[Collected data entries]
#####

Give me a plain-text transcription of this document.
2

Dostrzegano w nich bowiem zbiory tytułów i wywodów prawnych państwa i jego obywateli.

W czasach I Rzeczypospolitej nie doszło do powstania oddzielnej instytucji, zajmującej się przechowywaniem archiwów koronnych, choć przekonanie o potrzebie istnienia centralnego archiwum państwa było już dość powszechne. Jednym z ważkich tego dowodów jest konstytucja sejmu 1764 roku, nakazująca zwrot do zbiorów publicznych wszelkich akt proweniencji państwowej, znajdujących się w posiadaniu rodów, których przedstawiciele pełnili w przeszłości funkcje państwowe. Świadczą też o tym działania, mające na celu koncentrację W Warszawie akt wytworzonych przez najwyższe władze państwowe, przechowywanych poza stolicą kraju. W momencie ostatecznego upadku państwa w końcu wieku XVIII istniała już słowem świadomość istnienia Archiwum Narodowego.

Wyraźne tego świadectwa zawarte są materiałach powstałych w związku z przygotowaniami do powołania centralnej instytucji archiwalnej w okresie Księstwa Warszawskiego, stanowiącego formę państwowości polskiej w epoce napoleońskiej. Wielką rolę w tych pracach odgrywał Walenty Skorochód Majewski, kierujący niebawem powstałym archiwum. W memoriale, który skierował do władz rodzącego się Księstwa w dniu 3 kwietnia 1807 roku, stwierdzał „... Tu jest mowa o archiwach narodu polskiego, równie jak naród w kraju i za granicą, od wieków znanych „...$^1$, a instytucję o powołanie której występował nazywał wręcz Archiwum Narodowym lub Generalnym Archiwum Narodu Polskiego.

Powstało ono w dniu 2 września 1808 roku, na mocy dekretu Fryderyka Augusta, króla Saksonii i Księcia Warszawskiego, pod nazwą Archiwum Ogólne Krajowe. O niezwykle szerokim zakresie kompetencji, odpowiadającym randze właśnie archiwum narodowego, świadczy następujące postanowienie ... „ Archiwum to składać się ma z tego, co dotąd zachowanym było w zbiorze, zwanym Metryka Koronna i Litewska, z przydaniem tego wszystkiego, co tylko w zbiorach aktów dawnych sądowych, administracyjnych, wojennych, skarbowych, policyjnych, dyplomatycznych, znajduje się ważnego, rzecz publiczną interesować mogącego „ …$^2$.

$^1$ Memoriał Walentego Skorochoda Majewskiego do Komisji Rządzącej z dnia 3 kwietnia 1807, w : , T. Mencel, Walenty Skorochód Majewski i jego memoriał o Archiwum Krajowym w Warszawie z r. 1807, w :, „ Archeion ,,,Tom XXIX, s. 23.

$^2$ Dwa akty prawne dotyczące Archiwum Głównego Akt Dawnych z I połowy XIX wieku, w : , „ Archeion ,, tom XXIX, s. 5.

#####

* EXERCISE DETAILS *
Looking at the material above, count the lines that hold "państwa" and give the total alone.

* RESPONSE FOR THIS EXERCISE *
2